** start INFORMATION PROVIDED **
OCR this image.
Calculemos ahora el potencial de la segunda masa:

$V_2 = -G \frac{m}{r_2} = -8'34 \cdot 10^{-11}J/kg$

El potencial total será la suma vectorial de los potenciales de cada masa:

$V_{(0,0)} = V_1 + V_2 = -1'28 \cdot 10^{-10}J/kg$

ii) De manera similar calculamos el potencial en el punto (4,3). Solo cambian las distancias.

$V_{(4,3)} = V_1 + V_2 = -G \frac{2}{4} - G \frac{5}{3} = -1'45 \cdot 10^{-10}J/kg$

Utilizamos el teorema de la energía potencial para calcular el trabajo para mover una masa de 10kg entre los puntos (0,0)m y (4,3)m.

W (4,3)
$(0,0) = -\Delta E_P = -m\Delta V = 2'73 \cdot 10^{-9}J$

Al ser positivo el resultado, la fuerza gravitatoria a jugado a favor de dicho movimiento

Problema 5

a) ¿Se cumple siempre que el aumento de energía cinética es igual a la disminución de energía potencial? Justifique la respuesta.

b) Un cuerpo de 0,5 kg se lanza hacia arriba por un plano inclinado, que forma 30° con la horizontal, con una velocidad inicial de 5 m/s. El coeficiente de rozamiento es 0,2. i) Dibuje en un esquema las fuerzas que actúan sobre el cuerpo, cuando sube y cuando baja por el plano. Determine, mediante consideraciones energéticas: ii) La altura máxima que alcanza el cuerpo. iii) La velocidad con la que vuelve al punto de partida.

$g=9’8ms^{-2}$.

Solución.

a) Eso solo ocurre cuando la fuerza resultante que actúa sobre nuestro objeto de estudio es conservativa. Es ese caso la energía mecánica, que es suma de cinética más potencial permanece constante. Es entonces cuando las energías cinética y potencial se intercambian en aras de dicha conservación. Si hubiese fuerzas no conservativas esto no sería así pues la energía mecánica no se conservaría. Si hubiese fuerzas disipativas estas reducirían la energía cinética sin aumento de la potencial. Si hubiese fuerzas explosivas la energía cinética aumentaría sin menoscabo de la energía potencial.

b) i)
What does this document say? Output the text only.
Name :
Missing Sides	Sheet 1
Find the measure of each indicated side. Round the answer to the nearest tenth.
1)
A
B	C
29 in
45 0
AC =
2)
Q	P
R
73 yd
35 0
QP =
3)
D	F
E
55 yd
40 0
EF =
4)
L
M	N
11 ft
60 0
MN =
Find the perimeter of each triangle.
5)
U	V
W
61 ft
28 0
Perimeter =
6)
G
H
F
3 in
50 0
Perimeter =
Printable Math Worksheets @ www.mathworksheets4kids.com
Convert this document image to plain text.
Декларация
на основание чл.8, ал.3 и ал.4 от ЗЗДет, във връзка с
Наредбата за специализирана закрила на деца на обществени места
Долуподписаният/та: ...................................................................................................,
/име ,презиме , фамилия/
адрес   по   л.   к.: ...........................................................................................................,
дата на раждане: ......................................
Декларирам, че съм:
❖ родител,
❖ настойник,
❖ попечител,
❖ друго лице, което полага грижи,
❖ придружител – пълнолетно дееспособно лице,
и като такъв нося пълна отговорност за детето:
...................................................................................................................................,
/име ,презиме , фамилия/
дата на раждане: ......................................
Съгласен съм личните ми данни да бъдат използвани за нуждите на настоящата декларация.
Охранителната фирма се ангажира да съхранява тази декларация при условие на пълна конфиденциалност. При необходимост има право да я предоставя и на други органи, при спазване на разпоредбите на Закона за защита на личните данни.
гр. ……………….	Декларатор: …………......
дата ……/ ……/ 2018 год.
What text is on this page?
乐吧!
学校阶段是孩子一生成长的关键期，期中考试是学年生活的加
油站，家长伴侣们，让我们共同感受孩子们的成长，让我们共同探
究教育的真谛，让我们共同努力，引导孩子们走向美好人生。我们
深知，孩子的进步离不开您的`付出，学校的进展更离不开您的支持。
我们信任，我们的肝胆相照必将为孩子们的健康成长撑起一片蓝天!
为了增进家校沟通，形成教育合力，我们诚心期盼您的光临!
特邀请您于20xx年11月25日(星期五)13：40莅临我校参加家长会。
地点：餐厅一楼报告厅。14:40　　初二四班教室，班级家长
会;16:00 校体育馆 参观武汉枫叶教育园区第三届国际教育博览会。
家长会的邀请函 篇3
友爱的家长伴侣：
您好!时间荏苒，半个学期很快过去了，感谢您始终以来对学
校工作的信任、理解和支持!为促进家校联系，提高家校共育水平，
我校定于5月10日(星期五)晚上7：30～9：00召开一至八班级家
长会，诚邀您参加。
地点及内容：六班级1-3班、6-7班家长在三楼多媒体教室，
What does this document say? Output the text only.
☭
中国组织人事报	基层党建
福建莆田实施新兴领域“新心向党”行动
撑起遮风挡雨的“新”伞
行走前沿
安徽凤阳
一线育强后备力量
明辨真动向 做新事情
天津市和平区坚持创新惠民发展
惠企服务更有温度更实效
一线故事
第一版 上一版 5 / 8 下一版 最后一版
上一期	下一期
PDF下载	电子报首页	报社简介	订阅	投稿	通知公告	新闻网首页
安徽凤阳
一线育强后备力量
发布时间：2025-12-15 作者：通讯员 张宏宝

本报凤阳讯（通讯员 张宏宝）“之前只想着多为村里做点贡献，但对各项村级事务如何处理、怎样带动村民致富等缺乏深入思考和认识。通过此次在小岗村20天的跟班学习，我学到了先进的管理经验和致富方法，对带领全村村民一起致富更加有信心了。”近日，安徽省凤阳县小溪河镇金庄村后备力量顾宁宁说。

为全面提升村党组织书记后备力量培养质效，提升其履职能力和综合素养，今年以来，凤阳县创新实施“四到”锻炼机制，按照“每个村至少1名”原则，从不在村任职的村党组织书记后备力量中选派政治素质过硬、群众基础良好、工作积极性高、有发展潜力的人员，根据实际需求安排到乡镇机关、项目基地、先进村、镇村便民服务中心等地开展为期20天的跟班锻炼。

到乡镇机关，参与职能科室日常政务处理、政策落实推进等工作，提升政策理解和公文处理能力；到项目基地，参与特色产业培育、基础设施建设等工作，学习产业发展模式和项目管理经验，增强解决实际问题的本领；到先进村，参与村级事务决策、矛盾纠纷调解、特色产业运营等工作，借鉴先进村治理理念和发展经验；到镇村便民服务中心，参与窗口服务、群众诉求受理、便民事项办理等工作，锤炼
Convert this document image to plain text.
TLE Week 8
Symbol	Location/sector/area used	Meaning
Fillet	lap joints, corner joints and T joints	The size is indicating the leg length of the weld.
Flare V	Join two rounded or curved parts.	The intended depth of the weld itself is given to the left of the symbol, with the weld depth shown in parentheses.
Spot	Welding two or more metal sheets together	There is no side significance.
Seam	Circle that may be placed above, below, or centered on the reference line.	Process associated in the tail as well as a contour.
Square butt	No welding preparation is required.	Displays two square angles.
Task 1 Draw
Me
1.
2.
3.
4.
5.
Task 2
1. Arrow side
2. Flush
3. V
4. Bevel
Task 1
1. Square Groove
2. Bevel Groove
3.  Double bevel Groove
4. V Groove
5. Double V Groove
** end INFORMATION PROVIDED **
— EXERCISE INSTRUCTIONS —
Take the lines above and print them exactly.

— EXPECTED ANSWER —
OCR this image.
Calculemos ahora el potencial de la segunda masa:

$V_2 = -G \frac{m}{r_2} = -8'34 \cdot 10^{-11}J/kg$

El potencial total será la suma vectorial de los potenciales de cada masa:

$V_{(0,0)} = V_1 + V_2 = -1'28 \cdot 10^{-10}J/kg$

ii) De manera similar calculamos el potencial en el punto (4,3). Solo cambian las distancias.

$V_{(4,3)} = V_1 + V_2 = -G \frac{2}{4} - G \frac{5}{3} = -1'45 \cdot 10^{-10}J/kg$

Utilizamos el teorema de la energía potencial para calcular el trabajo para mover una masa de 10kg entre los puntos (0,0)m y (4,3)m.

W (4,3)
$(0,0) = -\Delta E_P = -m\Delta V = 2'73 \cdot 10^{-9}J$

Al ser positivo el resultado, la fuerza gravitatoria a jugado a favor de dicho movimiento

Problema 5

a) ¿Se cumple siempre que el aumento de energía cinética es igual a la disminución de energía potencial? Justifique la respuesta.

b) Un cuerpo de 0,5 kg se lanza hacia arriba por un plano inclinado, que forma 30° con la horizontal, con una velocidad inicial de 5 m/s. El coeficiente de rozamiento es 0,2. i) Dibuje en un esquema las fuerzas que actúan sobre el cuerpo, cuando sube y cuando baja por el plano. Determine, mediante consideraciones energéticas: ii) La altura máxima que alcanza el cuerpo. iii) La velocidad con la que vuelve al punto de partida.

$g=9’8ms^{-2}$.

Solución.

a) Eso solo ocurre cuando la fuerza resultante que actúa sobre nuestro objeto de estudio es conservativa. Es ese caso la energía mecánica, que es suma de cinética más potencial permanece constante. Es entonces cuando las energías cinética y potencial se intercambian en aras de dicha conservación. Si hubiese fuerzas no conservativas esto no sería así pues la energía mecánica no se conservaría. Si hubiese fuerzas disipativas estas reducirían la energía cinética sin aumento de la potencial. Si hubiese fuerzas explosivas la energía cinética aumentaría sin menoscabo de la energía potencial.

b) i)
What does this document say? Output the text only.
Name :
Missing Sides	Sheet 1
Find the measure of each indicated side. Round the answer to the nearest tenth.
1)
A
B	C
29 in
45 0
AC =
2)
Q	P
R
73 yd
35 0
QP =
3)
D	F
E
55 yd
40 0
EF =
4)
L
M	N
11 ft
60 0
MN =
Find the perimeter of each triangle.
5)
U	V
W
61 ft
28 0
Perimeter =
6)
G
H
F
3 in
50 0
Perimeter =
Printable Math Worksheets @ www.mathworksheets4kids.com
Convert this document image to plain text.
Декларация
на основание чл.8, ал.3 и ал.4 от ЗЗДет, във връзка с
Наредбата за специализирана закрила на деца на обществени места
Долуподписаният/та: ...................................................................................................,
/име ,презиме , фамилия/
адрес   по   л.   к.: ...........................................................................................................,
дата на раждане: ......................................
Декларирам, че съм:
❖ родител,
❖ настойник,
❖ попечител,
❖ друго лице, което полага грижи,
❖ придружител – пълнолетно дееспособно лице,
и като такъв нося пълна отговорност за детето:
...................................................................................................................................,
/име ,презиме , фамилия/
дата на раждане: ......................................
Съгласен съм личните ми данни да бъдат използвани за нуждите на настоящата декларация.
Охранителната фирма се ангажира да съхранява тази декларация при условие на пълна конфиденциалност. При необходимост има право да я предоставя и на други органи, при спазване на разпоредбите на Закона за защита на личните данни.
гр. ……………….	Декларатор: …………......
дата ……/ ……/ 2018 год.
What text is on this page?
乐吧!
学校阶段是孩子一生成长的关键期，期中考试是学年生活的加
油站，家长伴侣们，让我们共同感受孩子们的成长，让我们共同探
究教育的真谛，让我们共同努力，引导孩子们走向美好人生。我们
深知，孩子的进步离不开您的`付出，学校的进展更离不开您的支持。
我们信任，我们的肝胆相照必将为孩子们的健康成长撑起一片蓝天!
为了增进家校沟通，形成教育合力，我们诚心期盼您的光临!
特邀请您于20xx年11月25日(星期五)13：40莅临我校参加家长会。
地点：餐厅一楼报告厅。14:40　　初二四班教室，班级家长
会;16:00 校体育馆 参观武汉枫叶教育园区第三届国际教育博览会。
家长会的邀请函 篇3
友爱的家长伴侣：
您好!时间荏苒，半个学期很快过去了，感谢您始终以来对学
校工作的信任、理解和支持!为促进家校联系，提高家校共育水平，
我校定于5月10日(星期五)晚上7：30～9：00召开一至八班级家
长会，诚邀您参加。
地点及内容：六班级1-3班、6-7班家长在三楼多媒体教室，
What does this document say? Output the text only.
☭
中国组织人事报	基层党建
福建莆田实施新兴领域“新心向党”行动
撑起遮风挡雨的“新”伞
行走前沿
安徽凤阳
一线育强后备力量
明辨真动向 做新事情
天津市和平区坚持创新惠民发展
惠企服务更有温度更实效
一线故事
第一版 上一版 5 / 8 下一版 最后一版
上一期	下一期
PDF下载	电子报首页	报社简介	订阅	投稿	通知公告	新闻网首页
安徽凤阳
一线育强后备力量
发布时间：2025-12-15 作者：通讯员 张宏宝

本报凤阳讯（通讯员 张宏宝）“之前只想着多为村里做点贡献，但对各项村级事务如何处理、怎样带动村民致富等缺乏深入思考和认识。通过此次在小岗村20天的跟班学习，我学到了先进的管理经验和致富方法，对带领全村村民一起致富更加有信心了。”近日，安徽省凤阳县小溪河镇金庄村后备力量顾宁宁说。

为全面提升村党组织书记后备力量培养质效，提升其履职能力和综合素养，今年以来，凤阳县创新实施“四到”锻炼机制，按照“每个村至少1名”原则，从不在村任职的村党组织书记后备力量中选派政治素质过硬、群众基础良好、工作积极性高、有发展潜力的人员，根据实际需求安排到乡镇机关、项目基地、先进村、镇村便民服务中心等地开展为期20天的跟班锻炼。

到乡镇机关，参与职能科室日常政务处理、政策落实推进等工作，提升政策理解和公文处理能力；到项目基地，参与特色产业培育、基础设施建设等工作，学习产业发展模式和项目管理经验，增强解决实际问题的本领；到先进村，参与村级事务决策、矛盾纠纷调解、特色产业运营等工作，借鉴先进村治理理念和发展经验；到镇村便民服务中心，参与窗口服务、群众诉求受理、便民事项办理等工作，锤炼
Convert this document image to plain text.
TLE Week 8
Symbol	Location/sector/area used	Meaning
Fillet	lap joints, corner joints and T joints	The size is indicating the leg length of the weld.
Flare V	Join two rounded or curved parts.	The intended depth of the weld itself is given to the left of the symbol, with the weld depth shown in parentheses.
Spot	Welding two or more metal sheets together	There is no side significance.
Seam	Circle that may be placed above, below, or centered on the reference line.	Process associated in the tail as well as a contour.
Square butt	No welding preparation is required.	Displays two square angles.
Task 1 Draw
Me
1.
2.
3.
4.
5.
Task 2
1. Arrow side
2. Flush
3. V
4. Bevel
Task 1
1. Square Groove
2. Bevel Groove
3.  Double bevel Groove
4. V Groove
5. Double V Groove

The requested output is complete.